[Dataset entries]
────────────────

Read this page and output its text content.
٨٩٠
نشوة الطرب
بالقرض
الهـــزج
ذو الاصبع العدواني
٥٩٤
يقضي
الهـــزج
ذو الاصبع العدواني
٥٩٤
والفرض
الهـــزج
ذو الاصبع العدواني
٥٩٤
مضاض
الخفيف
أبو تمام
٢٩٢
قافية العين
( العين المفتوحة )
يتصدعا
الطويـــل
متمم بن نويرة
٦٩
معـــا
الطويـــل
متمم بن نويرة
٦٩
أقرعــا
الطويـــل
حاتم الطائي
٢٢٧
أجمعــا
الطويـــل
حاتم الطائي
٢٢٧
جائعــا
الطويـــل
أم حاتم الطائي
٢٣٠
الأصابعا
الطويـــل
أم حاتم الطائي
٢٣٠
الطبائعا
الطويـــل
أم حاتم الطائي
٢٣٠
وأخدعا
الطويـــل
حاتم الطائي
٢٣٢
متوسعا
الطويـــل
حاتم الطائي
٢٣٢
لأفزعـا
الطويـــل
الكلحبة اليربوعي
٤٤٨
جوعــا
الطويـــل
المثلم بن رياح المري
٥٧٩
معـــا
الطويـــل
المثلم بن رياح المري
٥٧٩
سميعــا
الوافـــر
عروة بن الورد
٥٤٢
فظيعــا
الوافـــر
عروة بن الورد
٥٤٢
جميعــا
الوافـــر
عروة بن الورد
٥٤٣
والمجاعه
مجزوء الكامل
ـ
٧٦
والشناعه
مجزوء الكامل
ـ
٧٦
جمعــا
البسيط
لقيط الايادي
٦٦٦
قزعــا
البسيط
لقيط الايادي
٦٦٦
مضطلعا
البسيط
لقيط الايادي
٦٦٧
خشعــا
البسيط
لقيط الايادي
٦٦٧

────────────────

What the task requires: Extract all of the data above without altering anything.

Exercise solution:
Read this page and output its text content.
٨٩٠
نشوة الطرب
بالقرض
الهـــزج
ذو الاصبع العدواني
٥٩٤
يقضي
الهـــزج
ذو الاصبع العدواني
٥٩٤
والفرض
الهـــزج
ذو الاصبع العدواني
٥٩٤
مضاض
الخفيف
أبو تمام
٢٩٢
قافية العين
( العين المفتوحة )
يتصدعا
الطويـــل
متمم بن نويرة
٦٩
معـــا
الطويـــل
متمم بن نويرة
٦٩
أقرعــا
الطويـــل
حاتم الطائي
٢٢٧
أجمعــا
الطويـــل
حاتم الطائي
٢٢٧
جائعــا
الطويـــل
أم حاتم الطائي
٢٣٠
الأصابعا
الطويـــل
أم حاتم الطائي
٢٣٠
الطبائعا
الطويـــل
أم حاتم الطائي
٢٣٠
وأخدعا
الطويـــل
حاتم الطائي
٢٣٢
متوسعا
الطويـــل
حاتم الطائي
٢٣٢
لأفزعـا
الطويـــل
الكلحبة اليربوعي
٤٤٨
جوعــا
الطويـــل
المثلم بن رياح المري
٥٧٩
معـــا
الطويـــل
المثلم بن رياح المري
٥٧٩
سميعــا
الوافـــر
عروة بن الورد
٥٤٢
فظيعــا
الوافـــر
عروة بن الورد
٥٤٢
جميعــا
الوافـــر
عروة بن الورد
٥٤٣
والمجاعه
مجزوء الكامل
ـ
٧٦
والشناعه
مجزوء الكامل
ـ
٧٦
جمعــا
البسيط
لقيط الايادي
٦٦٦
قزعــا
البسيط
لقيط الايادي
٦٦٦
مضطلعا
البسيط
لقيط الايادي
٦٦٧
خشعــا
البسيط
لقيط الايادي
٦٦٧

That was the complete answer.